Structured figure records
-- START --

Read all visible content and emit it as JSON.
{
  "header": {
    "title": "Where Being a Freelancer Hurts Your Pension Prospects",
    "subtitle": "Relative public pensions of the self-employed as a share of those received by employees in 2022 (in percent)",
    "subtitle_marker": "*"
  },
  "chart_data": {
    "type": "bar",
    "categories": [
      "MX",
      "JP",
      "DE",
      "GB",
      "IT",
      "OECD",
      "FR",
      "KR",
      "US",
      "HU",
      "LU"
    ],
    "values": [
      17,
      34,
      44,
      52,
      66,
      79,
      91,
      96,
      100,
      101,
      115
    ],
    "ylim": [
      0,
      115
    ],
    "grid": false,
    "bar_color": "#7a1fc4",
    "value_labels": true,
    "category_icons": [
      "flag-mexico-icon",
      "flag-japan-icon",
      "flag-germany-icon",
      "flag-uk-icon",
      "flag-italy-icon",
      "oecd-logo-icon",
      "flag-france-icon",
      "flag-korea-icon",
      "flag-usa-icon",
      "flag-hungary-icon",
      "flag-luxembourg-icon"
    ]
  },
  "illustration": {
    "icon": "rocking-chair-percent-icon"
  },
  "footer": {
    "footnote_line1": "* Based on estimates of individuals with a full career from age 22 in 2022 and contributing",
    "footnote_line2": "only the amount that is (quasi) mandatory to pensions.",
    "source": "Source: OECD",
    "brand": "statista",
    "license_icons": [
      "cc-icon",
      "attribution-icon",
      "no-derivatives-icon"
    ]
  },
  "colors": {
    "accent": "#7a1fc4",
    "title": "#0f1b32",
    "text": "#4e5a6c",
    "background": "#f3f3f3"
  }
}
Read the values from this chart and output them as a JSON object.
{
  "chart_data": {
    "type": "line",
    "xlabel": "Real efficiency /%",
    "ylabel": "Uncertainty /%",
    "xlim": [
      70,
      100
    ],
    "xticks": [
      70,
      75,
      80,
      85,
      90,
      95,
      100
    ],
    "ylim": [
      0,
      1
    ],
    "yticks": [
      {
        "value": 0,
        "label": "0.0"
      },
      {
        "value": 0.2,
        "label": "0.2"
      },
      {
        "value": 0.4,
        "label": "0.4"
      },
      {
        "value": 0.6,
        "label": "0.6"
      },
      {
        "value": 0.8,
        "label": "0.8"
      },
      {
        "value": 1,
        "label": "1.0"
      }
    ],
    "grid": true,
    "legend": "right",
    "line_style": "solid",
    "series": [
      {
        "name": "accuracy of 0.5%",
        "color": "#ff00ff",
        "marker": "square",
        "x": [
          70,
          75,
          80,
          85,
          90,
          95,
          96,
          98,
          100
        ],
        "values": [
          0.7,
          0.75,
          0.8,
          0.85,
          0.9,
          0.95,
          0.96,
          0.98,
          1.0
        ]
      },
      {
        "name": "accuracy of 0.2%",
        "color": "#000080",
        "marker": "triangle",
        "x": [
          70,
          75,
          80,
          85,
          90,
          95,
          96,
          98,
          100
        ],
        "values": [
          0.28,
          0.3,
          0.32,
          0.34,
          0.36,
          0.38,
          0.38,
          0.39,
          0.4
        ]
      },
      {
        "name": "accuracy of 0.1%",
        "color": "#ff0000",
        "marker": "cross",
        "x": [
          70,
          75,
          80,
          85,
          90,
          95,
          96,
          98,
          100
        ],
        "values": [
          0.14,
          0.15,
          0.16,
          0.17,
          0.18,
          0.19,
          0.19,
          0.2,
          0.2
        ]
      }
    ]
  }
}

-- END --

| TO BE DONE |
List the lines that contain the word "percent".

| ANSWER TO THE EXERCISE |
    "subtitle": "Relative public pensions of the self-employed as a share of those received by employees in 2022 (in percent)",
    "icon": "rocking-chair-percent-icon"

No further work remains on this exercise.